**Task data:**
▼
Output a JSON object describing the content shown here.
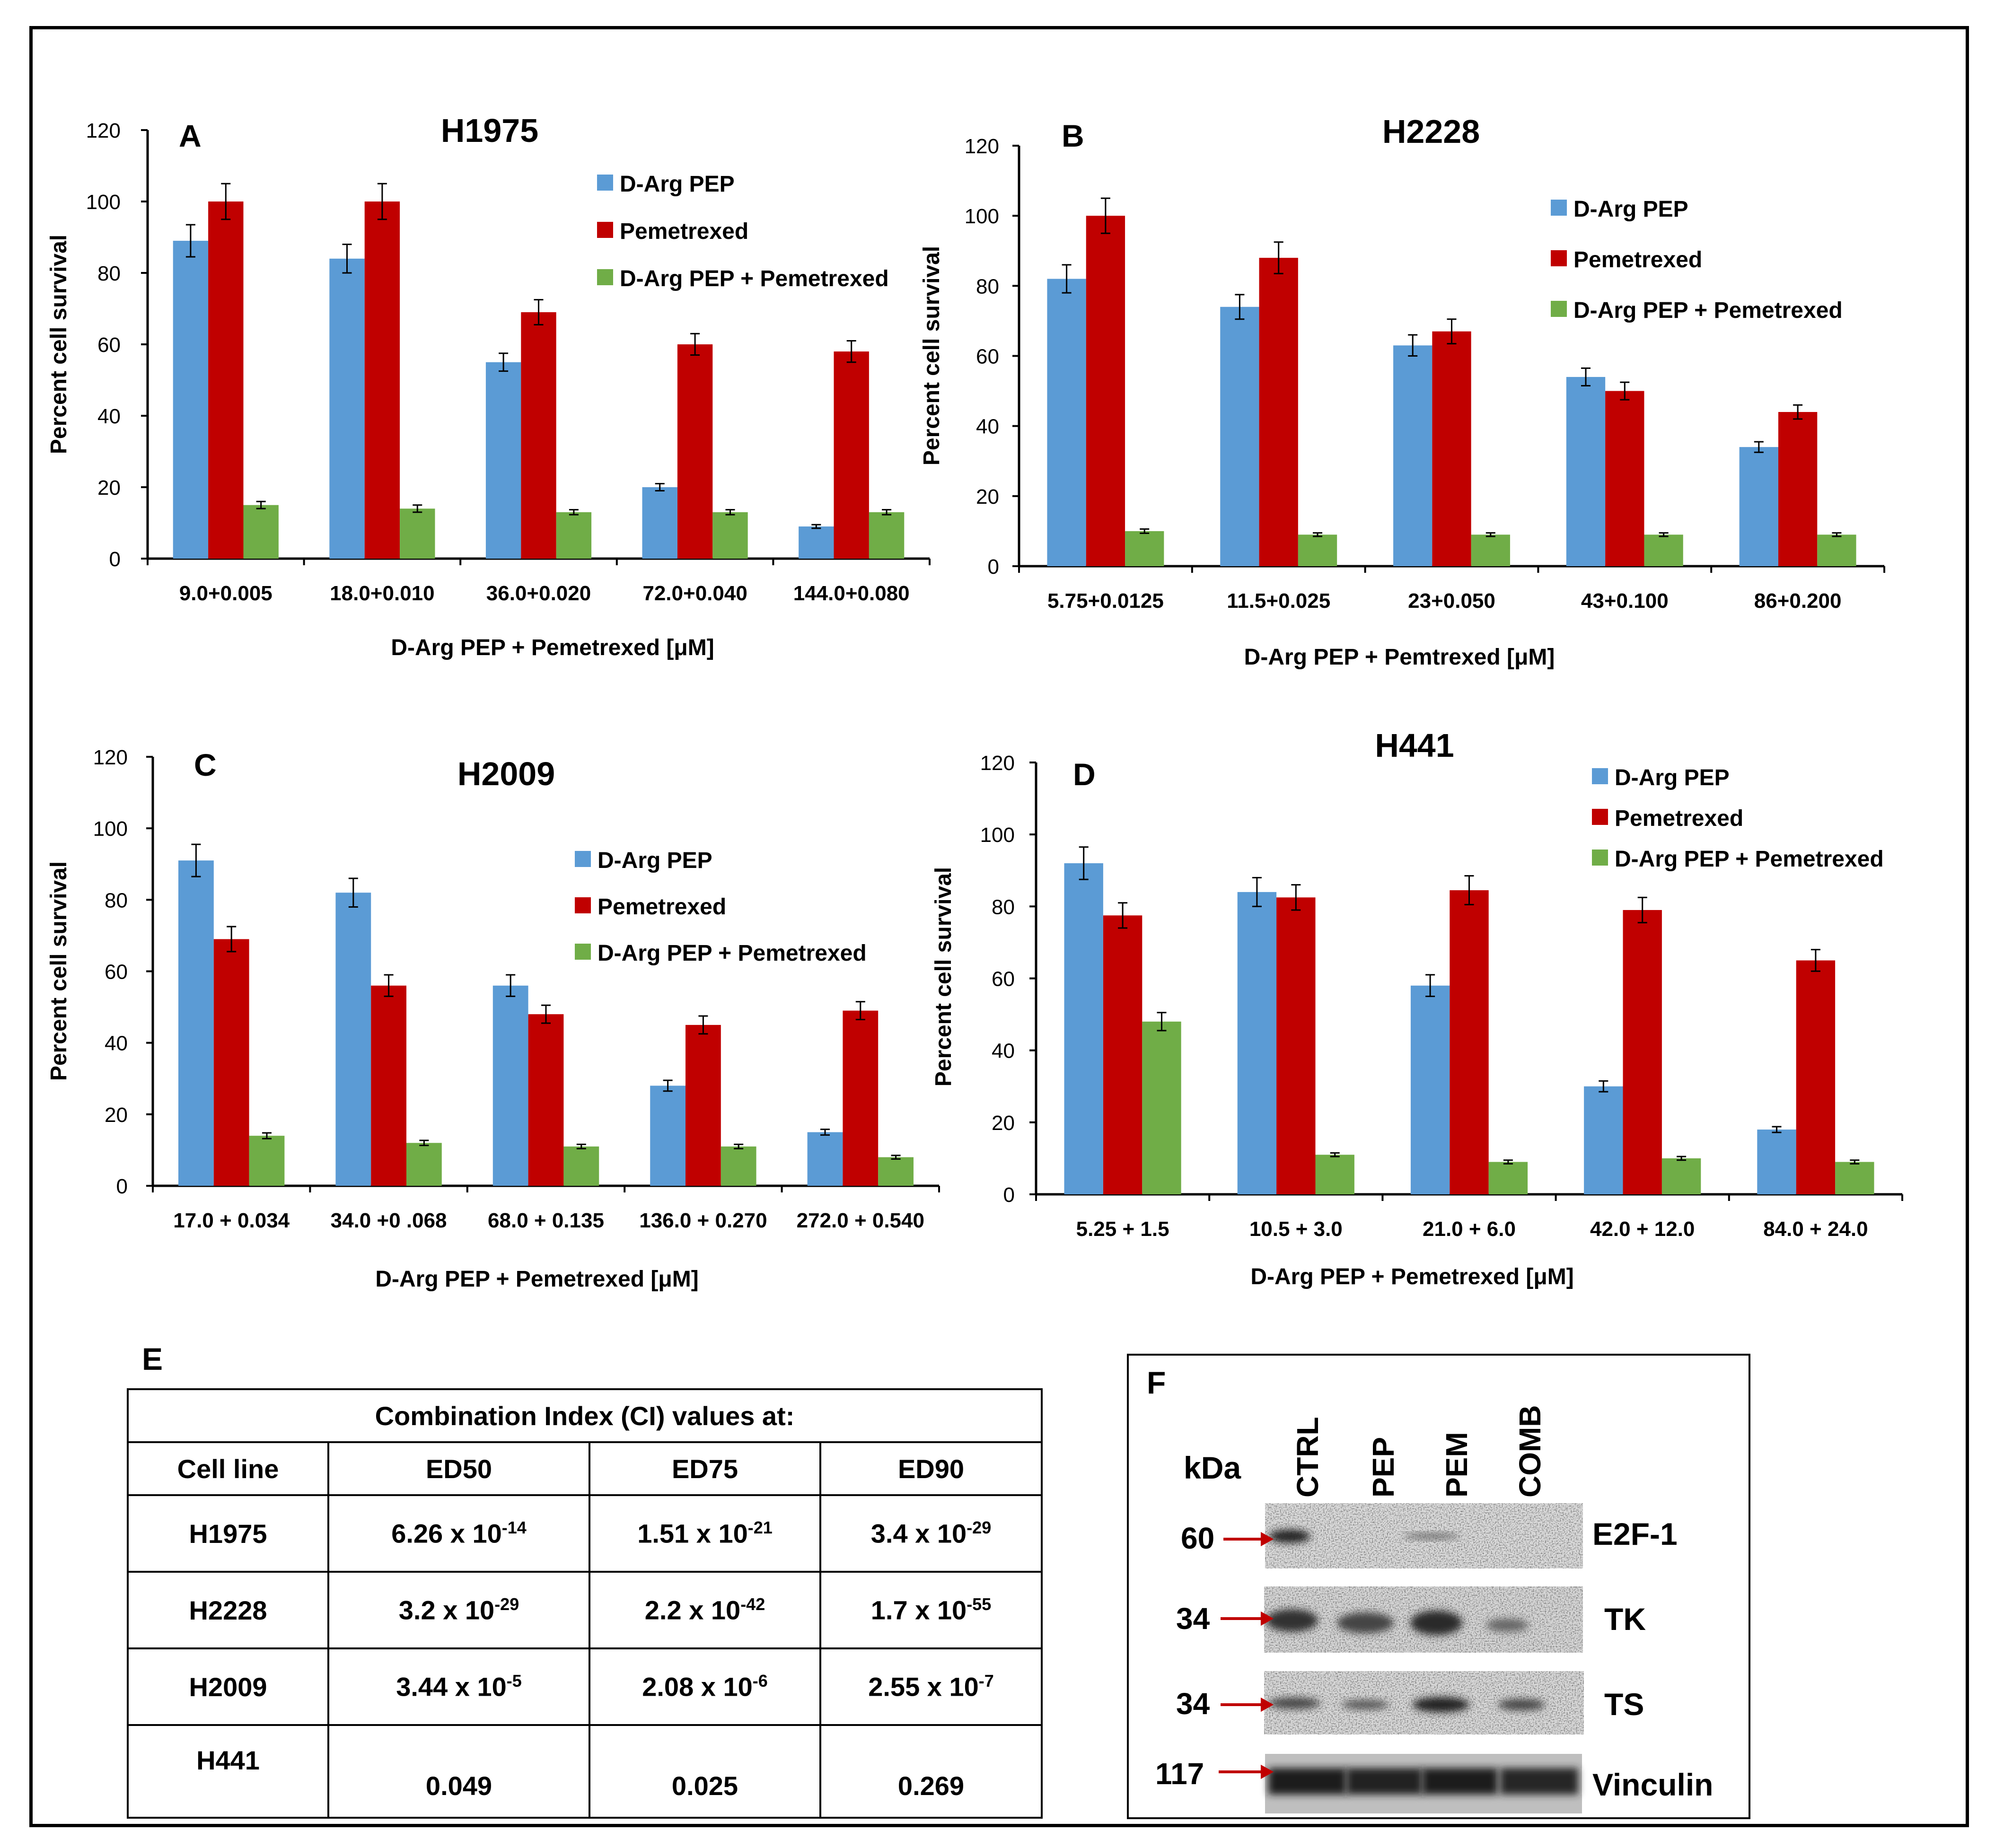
{
  "figure": {
    "colors": {
      "blue": "#5B9BD5",
      "red": "#C00000",
      "green": "#70AD47"
    },
    "panels": [
      {
        "letter": "A",
        "title": "H1975",
        "chart_data": {
          "type": "bar",
          "title": "H1975",
          "xlabel": "D-Arg PEP + Pemetrexed [μM]",
          "ylabel": "Percent  cell survival",
          "ylim": [
            0,
            120
          ],
          "yticks": [
            0,
            20,
            40,
            60,
            80,
            100,
            120
          ],
          "categories": [
            "9.0+0.005",
            "18.0+0.010",
            "36.0+0.020",
            "72.0+0.040",
            "144.0+0.080"
          ],
          "series": [
            {
              "name": "D-Arg PEP",
              "values": [
                89,
                84,
                55,
                20,
                9
              ],
              "errors": [
                4.5,
                4,
                2.5,
                1,
                0.5
              ]
            },
            {
              "name": "Pemetrexed",
              "values": [
                100,
                100,
                69,
                60,
                58
              ],
              "errors": [
                5,
                5,
                3.5,
                3,
                3
              ]
            },
            {
              "name": "D-Arg PEP + Pemetrexed",
              "values": [
                15,
                14,
                13,
                13,
                13
              ],
              "errors": [
                1,
                1,
                0.7,
                0.7,
                0.7
              ]
            }
          ],
          "legend_position": "top-right"
        }
      },
      {
        "letter": "B",
        "title": "H2228",
        "chart_data": {
          "type": "bar",
          "title": "H2228",
          "xlabel": "D-Arg PEP + Pemtrexed [μM]",
          "ylabel": "Percent cell survival",
          "ylim": [
            0,
            120
          ],
          "yticks": [
            0,
            20,
            40,
            60,
            80,
            100,
            120
          ],
          "categories": [
            "5.75+0.0125",
            "11.5+0.025",
            "23+0.050",
            "43+0.100",
            "86+0.200"
          ],
          "series": [
            {
              "name": "D-Arg PEP",
              "values": [
                82,
                74,
                63,
                54,
                34
              ],
              "errors": [
                4,
                3.5,
                3,
                2.5,
                1.5
              ]
            },
            {
              "name": "Pemetrexed",
              "values": [
                100,
                88,
                67,
                50,
                44
              ],
              "errors": [
                5,
                4.5,
                3.5,
                2.5,
                2
              ]
            },
            {
              "name": "D-Arg PEP + Pemetrexed",
              "values": [
                10,
                9,
                9,
                9,
                9
              ],
              "errors": [
                0.6,
                0.5,
                0.5,
                0.5,
                0.5
              ]
            }
          ],
          "legend_position": "top-right"
        }
      },
      {
        "letter": "C",
        "title": "H2009",
        "chart_data": {
          "type": "bar",
          "title": "H2009",
          "xlabel": "D-Arg PEP + Pemetrexed [μM]",
          "ylabel": "Percent cell survival",
          "ylim": [
            0,
            120
          ],
          "yticks": [
            0,
            20,
            40,
            60,
            80,
            100,
            120
          ],
          "categories": [
            "17.0 + 0.034",
            "34.0 +0 .068",
            "68.0 + 0.135",
            "136.0 + 0.270",
            "272.0 + 0.540"
          ],
          "series": [
            {
              "name": "D-Arg PEP",
              "values": [
                91,
                82,
                56,
                28,
                15
              ],
              "errors": [
                4.5,
                4,
                3,
                1.5,
                0.8
              ]
            },
            {
              "name": "Pemetrexed",
              "values": [
                69,
                56,
                48,
                45,
                49
              ],
              "errors": [
                3.5,
                3,
                2.5,
                2.5,
                2.5
              ]
            },
            {
              "name": "D-Arg PEP + Pemetrexed",
              "values": [
                14,
                12,
                11,
                11,
                8
              ],
              "errors": [
                0.8,
                0.7,
                0.6,
                0.6,
                0.5
              ]
            }
          ],
          "legend_position": "top-right"
        }
      },
      {
        "letter": "D",
        "title": "H441",
        "chart_data": {
          "type": "bar",
          "title": "H441",
          "xlabel": "D-Arg PEP + Pemetrexed [μM]",
          "ylabel": "Percent cell survival",
          "ylim": [
            0,
            120
          ],
          "yticks": [
            0,
            20,
            40,
            60,
            80,
            100,
            120
          ],
          "categories": [
            "5.25 + 1.5",
            "10.5 + 3.0",
            "21.0 + 6.0",
            "42.0 + 12.0",
            "84.0 + 24.0"
          ],
          "series": [
            {
              "name": "D-Arg  PEP",
              "values": [
                92,
                84,
                58,
                30,
                18
              ],
              "errors": [
                4.5,
                4,
                3,
                1.5,
                0.8
              ]
            },
            {
              "name": "Pemetrexed",
              "values": [
                77.5,
                82.5,
                84.5,
                79,
                65
              ],
              "errors": [
                3.5,
                3.5,
                4,
                3.5,
                3
              ]
            },
            {
              "name": "D-Arg  PEP + Pemetrexed",
              "values": [
                48,
                11,
                9,
                10,
                9
              ],
              "errors": [
                2.5,
                0.5,
                0.5,
                0.5,
                0.5
              ]
            }
          ],
          "legend_position": "top-right"
        }
      }
    ],
    "table": {
      "letter": "E",
      "caption": "Combination Index (CI) values at:",
      "headers": [
        "Cell line",
        "ED50",
        "ED75",
        "ED90"
      ],
      "rows": [
        {
          "cell": "H1975",
          "v": [
            {
              "m": "6.26 x 10",
              "e": "-14"
            },
            {
              "m": "1.51 x 10",
              "e": "-21"
            },
            {
              "m": "3.4 x 10",
              "e": "-29"
            }
          ]
        },
        {
          "cell": "H2228",
          "v": [
            {
              "m": "3.2 x 10",
              "e": "-29"
            },
            {
              "m": "2.2 x 10",
              "e": "-42"
            },
            {
              "m": "1.7 x 10",
              "e": "-55"
            }
          ]
        },
        {
          "cell": "H2009",
          "v": [
            {
              "m": "3.44 x 10",
              "e": "-5"
            },
            {
              "m": "2.08 x 10",
              "e": "-6"
            },
            {
              "m": "2.55 x 10",
              "e": "-7"
            }
          ]
        },
        {
          "cell": "H441",
          "v": [
            {
              "m": "0.049",
              "e": ""
            },
            {
              "m": "0.025",
              "e": ""
            },
            {
              "m": "0.269",
              "e": ""
            }
          ]
        }
      ]
    },
    "blot": {
      "letter": "F",
      "kda_label": "kDa",
      "lanes": [
        "CTRL",
        "PEP",
        "PEM",
        "COMB"
      ],
      "bands": [
        {
          "kda": "60",
          "name": "E2F-1"
        },
        {
          "kda": "34",
          "name": "TK"
        },
        {
          "kda": "34",
          "name": "TS"
        },
        {
          "kda": "117",
          "name": "Vinculin"
        }
      ]
    }
  }
}
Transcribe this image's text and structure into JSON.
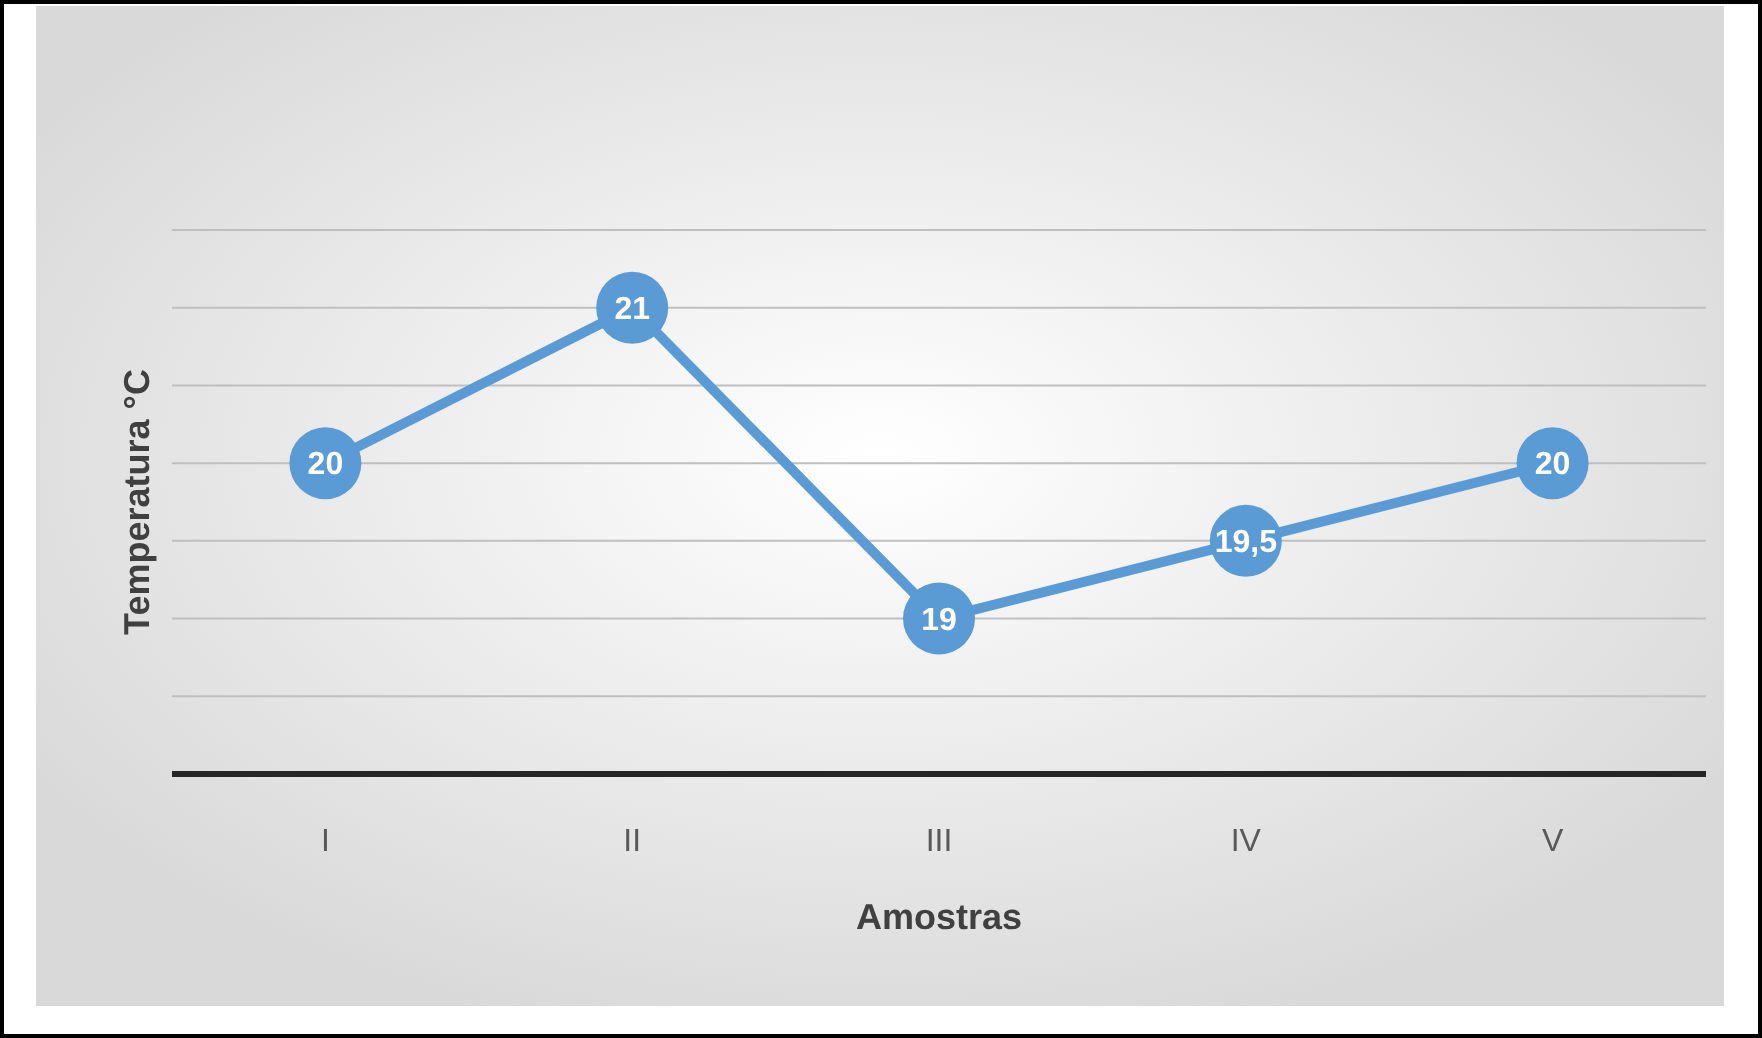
{
  "chart_data": {
    "type": "line",
    "xlabel": "Amostras",
    "ylabel": "Temperatura °C",
    "categories": [
      "I",
      "II",
      "III",
      "IV",
      "V"
    ],
    "series": [
      {
        "color": "#5b9bd5",
        "values": [
          20,
          21,
          19,
          19.5,
          20
        ],
        "value_labels": [
          "20",
          "21",
          "19",
          "19,5",
          "20"
        ]
      }
    ],
    "ylim": [
      18,
      21.5
    ],
    "yticks": [
      {
        "value": 18,
        "label": null
      },
      {
        "value": 18.5,
        "label": null
      },
      {
        "value": 19,
        "label": null
      },
      {
        "value": 19.5,
        "label": null
      },
      {
        "value": 20,
        "label": null
      },
      {
        "value": 20.5,
        "label": null
      },
      {
        "value": 21,
        "label": null
      },
      {
        "value": 21.5,
        "label": null
      }
    ],
    "tick_labels": "x",
    "grid": "y",
    "marker": "circle",
    "line_style": "solid"
  }
}
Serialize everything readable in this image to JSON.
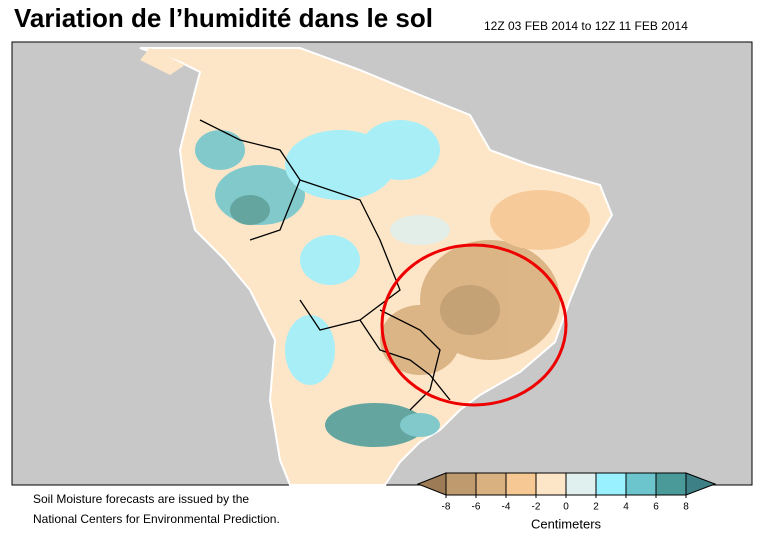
{
  "title": "Variation de l’humidité dans le sol",
  "period": "12Z 03 FEB 2014 to 12Z 11 FEB 2014",
  "footnote": [
    "Soil Moisture forecasts are issued by the",
    "National Centers for Environmental Prediction."
  ],
  "legend": {
    "label": "Centimeters",
    "ticks": [
      -8,
      -6,
      -4,
      -2,
      0,
      2,
      4,
      6,
      8
    ],
    "low_color": "#9c7b56",
    "colors": [
      "#bf9a6e",
      "#d9b07f",
      "#f6c994",
      "#fde6c8",
      "#e0f0ee",
      "#99f0ff",
      "#6cc4cc",
      "#4a9a9a"
    ],
    "high_color": "#3d8085"
  }
}
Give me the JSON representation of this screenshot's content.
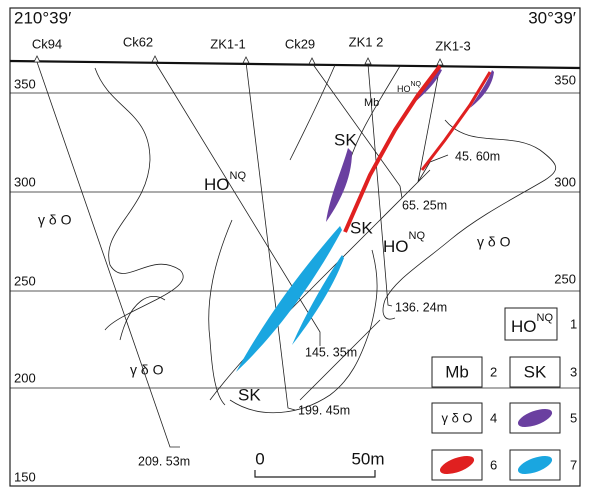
▲
**Goal:**
Show all lines from the data above in which the word "JSON" appears.

**Final result:**
Output a JSON object describing the content shown here.
Transcribe this image's text and structure into JSON.
Serialize everything readable in this image to JSON.
Give me the JSON representation of this screenshot's content.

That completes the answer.